─── Records provided

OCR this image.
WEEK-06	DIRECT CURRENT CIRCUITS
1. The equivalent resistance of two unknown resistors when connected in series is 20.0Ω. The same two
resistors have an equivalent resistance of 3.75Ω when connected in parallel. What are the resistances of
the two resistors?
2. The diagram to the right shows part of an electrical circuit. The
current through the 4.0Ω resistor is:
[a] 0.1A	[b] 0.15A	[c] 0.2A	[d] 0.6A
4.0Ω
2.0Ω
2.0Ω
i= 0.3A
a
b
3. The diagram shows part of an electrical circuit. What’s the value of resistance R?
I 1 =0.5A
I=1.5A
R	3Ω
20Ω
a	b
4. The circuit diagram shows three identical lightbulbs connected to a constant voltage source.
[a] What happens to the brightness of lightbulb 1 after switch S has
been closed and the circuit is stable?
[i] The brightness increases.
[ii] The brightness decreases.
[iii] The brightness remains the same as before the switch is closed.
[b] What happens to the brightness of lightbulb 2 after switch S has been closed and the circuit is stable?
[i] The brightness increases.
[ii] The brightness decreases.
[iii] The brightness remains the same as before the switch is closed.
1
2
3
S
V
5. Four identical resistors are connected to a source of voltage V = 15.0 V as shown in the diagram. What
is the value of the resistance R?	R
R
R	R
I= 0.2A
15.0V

──────

#### Task to complete
Write out the records shown above, exactly as they appear.

#### The answer
OCR this image.
WEEK-06	DIRECT CURRENT CIRCUITS
1. The equivalent resistance of two unknown resistors when connected in series is 20.0Ω. The same two
resistors have an equivalent resistance of 3.75Ω when connected in parallel. What are the resistances of
the two resistors?
2. The diagram to the right shows part of an electrical circuit. The
current through the 4.0Ω resistor is:
[a] 0.1A	[b] 0.15A	[c] 0.2A	[d] 0.6A
4.0Ω
2.0Ω
2.0Ω
i= 0.3A
a
b
3. The diagram shows part of an electrical circuit. What’s the value of resistance R?
I 1 =0.5A
I=1.5A
R	3Ω
20Ω
a	b
4. The circuit diagram shows three identical lightbulbs connected to a constant voltage source.
[a] What happens to the brightness of lightbulb 1 after switch S has
been closed and the circuit is stable?
[i] The brightness increases.
[ii] The brightness decreases.
[iii] The brightness remains the same as before the switch is closed.
[b] What happens to the brightness of lightbulb 2 after switch S has been closed and the circuit is stable?
[i] The brightness increases.
[ii] The brightness decreases.
[iii] The brightness remains the same as before the switch is closed.
1
2
3
S
V
5. Four identical resistors are connected to a source of voltage V = 15.0 V as shown in the diagram. What
is the value of the resistance R?	R
R
R	R
I= 0.2A
15.0V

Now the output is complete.